◆ SUPPLIED INFORMATION ◆
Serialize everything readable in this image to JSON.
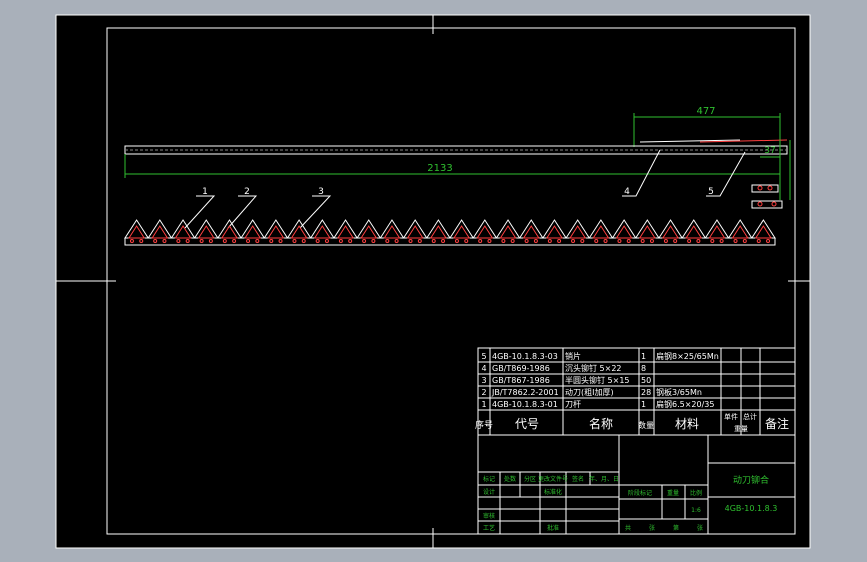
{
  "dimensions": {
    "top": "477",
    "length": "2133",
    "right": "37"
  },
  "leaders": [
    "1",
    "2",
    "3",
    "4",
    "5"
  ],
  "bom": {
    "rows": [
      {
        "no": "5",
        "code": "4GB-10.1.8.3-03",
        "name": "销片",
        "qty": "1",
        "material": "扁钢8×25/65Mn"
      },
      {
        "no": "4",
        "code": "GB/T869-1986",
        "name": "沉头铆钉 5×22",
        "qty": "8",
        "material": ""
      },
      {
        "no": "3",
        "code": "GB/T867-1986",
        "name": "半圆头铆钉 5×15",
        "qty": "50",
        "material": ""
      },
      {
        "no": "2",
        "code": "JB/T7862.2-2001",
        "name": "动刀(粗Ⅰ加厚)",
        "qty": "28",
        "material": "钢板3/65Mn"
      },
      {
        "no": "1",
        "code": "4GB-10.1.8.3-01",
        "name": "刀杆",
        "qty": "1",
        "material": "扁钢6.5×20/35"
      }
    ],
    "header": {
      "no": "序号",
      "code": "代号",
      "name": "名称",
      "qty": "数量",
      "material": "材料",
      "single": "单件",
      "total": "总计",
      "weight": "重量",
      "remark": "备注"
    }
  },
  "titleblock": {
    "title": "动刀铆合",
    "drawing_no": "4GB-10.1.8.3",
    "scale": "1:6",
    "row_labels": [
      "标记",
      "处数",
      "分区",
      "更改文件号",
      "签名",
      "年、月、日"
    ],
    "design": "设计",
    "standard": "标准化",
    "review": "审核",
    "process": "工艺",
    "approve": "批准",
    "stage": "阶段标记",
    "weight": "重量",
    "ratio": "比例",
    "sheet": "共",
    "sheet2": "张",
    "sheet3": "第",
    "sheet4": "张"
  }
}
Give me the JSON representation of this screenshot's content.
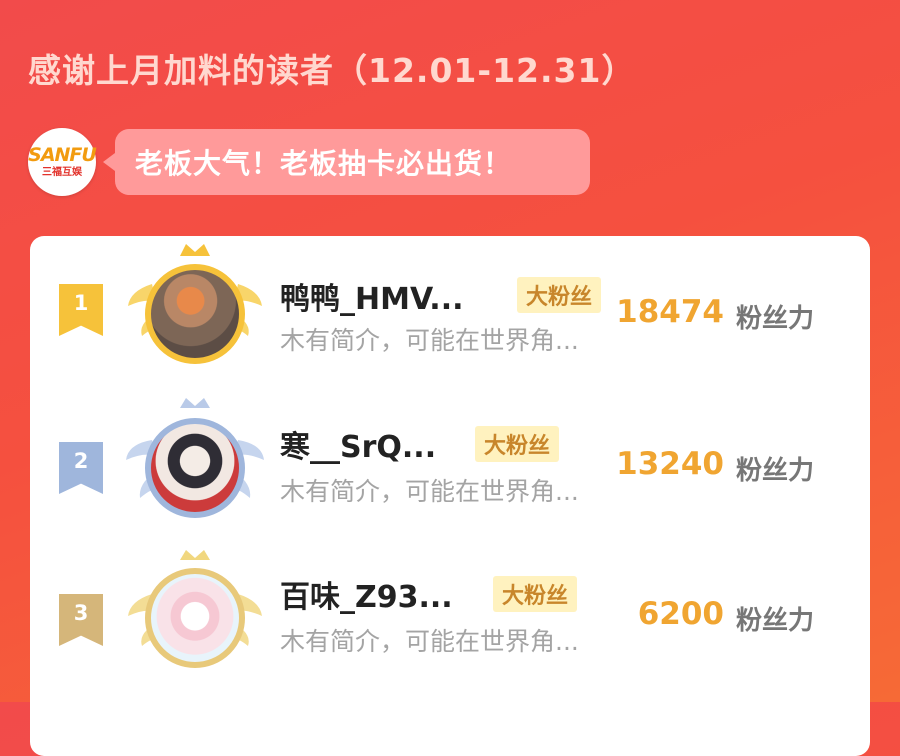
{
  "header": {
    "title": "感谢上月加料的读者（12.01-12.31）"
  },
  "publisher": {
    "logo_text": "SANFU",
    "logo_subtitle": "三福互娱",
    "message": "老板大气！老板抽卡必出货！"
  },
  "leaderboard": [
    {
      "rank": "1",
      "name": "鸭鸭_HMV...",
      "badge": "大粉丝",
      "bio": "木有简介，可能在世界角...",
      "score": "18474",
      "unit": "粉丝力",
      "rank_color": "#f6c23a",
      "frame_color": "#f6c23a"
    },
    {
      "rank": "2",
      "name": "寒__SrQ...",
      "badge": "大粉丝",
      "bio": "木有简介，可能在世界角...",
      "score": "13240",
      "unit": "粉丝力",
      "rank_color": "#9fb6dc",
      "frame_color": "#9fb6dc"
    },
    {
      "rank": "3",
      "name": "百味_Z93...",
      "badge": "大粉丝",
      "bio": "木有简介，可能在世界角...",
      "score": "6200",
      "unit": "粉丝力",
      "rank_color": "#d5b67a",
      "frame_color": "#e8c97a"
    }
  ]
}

◆ YOUR OBJECTIVE ◆
Among the records above, find each line holding the string "code" and pull it out.

◆ EXERCISE RESPONSE ◆
        "code": "4GB-10.1.8.3-03",
        "code": "GB/T869-1986",
        "code": "GB/T867-1986",
        "code": "JB/T7862.2-2001",
        "code": "4GB-10.1.8.3-01",
      "code": "代号",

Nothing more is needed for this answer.